## BEGIN Information shown

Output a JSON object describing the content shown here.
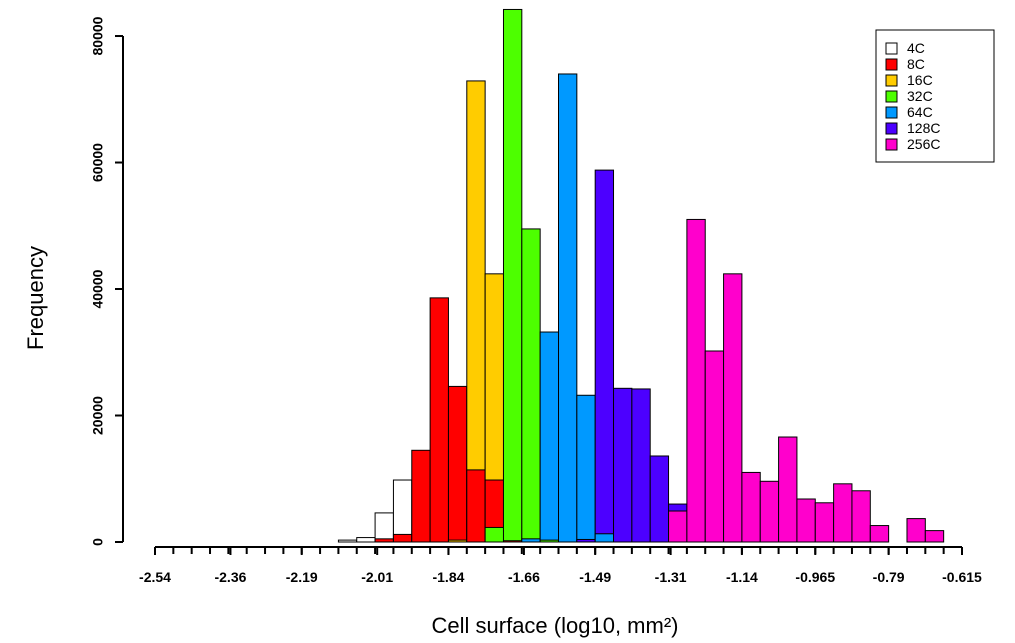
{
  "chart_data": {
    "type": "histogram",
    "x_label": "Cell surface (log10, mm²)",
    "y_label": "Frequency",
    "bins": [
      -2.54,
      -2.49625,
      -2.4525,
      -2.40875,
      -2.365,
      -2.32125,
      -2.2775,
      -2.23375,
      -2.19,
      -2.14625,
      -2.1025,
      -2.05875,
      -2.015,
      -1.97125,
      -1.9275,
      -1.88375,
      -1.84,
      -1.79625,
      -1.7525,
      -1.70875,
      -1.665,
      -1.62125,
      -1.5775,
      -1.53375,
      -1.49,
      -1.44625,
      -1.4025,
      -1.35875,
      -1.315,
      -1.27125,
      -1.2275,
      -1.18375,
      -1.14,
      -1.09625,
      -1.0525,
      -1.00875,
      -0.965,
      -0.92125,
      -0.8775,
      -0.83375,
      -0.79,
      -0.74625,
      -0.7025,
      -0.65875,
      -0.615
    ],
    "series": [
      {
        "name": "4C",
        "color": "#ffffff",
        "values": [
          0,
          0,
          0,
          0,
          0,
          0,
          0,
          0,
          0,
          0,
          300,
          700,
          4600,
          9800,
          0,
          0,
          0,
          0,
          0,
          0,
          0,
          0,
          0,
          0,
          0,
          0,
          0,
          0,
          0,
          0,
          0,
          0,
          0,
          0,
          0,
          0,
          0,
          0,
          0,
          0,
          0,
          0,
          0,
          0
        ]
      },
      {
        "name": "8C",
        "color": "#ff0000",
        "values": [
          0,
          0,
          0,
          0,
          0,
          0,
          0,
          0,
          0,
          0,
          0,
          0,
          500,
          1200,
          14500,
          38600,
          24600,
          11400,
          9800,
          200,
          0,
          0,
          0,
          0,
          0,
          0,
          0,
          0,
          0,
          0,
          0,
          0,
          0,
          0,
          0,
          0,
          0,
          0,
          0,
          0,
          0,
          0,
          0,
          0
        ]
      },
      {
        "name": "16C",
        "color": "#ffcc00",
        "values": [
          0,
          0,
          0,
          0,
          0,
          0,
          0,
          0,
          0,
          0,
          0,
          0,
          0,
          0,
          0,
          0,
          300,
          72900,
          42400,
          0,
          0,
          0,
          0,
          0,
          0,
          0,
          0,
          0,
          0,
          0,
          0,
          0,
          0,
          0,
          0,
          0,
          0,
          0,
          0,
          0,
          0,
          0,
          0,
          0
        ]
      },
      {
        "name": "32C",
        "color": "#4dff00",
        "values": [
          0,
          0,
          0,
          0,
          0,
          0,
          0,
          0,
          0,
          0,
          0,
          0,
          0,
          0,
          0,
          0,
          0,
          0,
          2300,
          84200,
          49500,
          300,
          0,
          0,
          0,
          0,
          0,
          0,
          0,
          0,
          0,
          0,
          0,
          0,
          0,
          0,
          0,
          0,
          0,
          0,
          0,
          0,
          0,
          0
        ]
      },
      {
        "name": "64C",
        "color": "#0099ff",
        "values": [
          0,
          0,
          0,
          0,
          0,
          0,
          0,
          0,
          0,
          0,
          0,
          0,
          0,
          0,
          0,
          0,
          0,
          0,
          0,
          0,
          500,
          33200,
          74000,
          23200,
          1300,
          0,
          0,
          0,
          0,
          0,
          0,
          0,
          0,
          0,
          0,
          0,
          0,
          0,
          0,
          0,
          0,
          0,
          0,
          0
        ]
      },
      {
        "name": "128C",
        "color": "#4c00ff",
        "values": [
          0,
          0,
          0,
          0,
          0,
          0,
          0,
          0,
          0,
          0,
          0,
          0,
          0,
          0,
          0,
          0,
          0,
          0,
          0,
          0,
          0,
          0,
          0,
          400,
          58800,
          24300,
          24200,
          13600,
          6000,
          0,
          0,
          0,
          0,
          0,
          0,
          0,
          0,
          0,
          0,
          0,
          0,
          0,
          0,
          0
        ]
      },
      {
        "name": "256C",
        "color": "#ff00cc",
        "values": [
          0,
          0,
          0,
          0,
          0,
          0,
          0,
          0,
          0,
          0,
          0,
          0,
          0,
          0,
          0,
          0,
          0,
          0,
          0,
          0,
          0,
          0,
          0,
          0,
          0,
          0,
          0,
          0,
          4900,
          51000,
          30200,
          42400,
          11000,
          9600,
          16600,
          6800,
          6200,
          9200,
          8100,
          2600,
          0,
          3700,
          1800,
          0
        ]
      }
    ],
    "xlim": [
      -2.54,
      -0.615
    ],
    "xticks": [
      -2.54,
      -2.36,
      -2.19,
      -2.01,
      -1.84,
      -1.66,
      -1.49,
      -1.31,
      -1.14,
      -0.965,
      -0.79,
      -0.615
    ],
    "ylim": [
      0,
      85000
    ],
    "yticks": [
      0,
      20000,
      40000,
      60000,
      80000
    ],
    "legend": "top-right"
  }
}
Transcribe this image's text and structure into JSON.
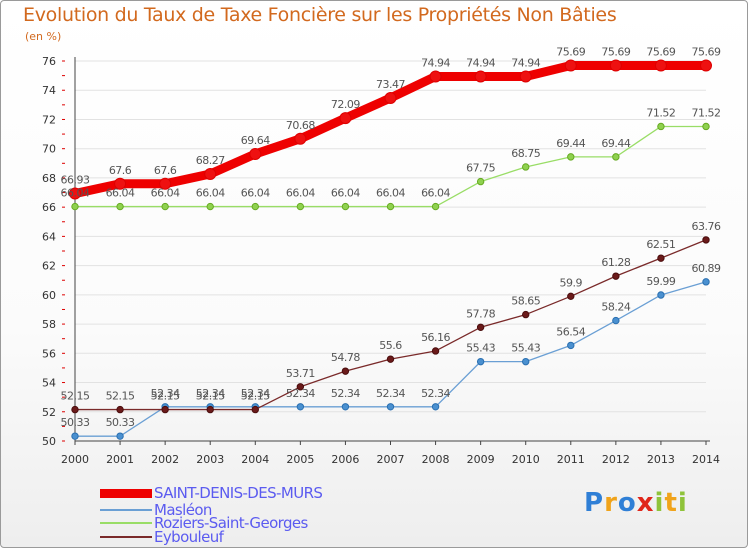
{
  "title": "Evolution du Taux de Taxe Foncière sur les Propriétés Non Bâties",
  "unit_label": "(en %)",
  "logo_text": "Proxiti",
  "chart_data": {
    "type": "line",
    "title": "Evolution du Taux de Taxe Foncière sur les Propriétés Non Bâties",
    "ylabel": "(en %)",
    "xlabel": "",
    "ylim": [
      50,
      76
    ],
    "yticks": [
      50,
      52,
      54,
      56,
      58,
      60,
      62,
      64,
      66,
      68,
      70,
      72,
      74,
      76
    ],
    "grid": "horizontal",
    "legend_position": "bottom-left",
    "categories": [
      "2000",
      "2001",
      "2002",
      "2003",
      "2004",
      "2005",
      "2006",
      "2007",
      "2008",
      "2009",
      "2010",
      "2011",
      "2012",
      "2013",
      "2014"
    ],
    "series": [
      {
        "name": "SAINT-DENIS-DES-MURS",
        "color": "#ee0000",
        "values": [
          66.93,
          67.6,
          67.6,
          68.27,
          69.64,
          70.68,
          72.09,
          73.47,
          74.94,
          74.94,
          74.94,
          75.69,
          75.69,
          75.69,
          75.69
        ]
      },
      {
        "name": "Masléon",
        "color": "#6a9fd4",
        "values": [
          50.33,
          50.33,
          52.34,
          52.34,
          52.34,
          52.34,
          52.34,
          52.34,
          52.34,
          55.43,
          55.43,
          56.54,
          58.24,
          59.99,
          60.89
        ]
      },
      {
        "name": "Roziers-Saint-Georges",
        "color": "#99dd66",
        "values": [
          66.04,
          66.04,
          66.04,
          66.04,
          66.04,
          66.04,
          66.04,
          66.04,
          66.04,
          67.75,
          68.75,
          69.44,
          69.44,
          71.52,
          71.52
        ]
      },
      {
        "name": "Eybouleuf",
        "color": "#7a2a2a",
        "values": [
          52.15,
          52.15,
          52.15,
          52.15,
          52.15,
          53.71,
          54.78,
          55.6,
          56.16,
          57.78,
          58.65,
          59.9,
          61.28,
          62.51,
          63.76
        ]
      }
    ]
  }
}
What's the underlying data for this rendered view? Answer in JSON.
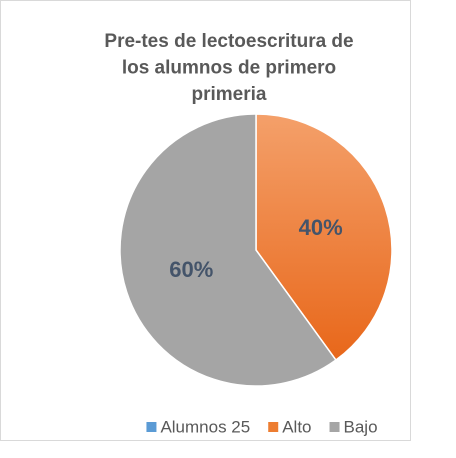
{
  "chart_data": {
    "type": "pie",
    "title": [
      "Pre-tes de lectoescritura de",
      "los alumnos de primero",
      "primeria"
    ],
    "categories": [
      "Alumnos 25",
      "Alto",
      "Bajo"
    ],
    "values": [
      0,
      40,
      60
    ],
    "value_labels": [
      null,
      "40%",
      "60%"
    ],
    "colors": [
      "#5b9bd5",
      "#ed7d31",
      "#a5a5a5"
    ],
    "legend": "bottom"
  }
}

## END Information shown

> [Task goal] Check each line above for the word "title" and say how many have it, with nothing else.

> [Output of the task] 3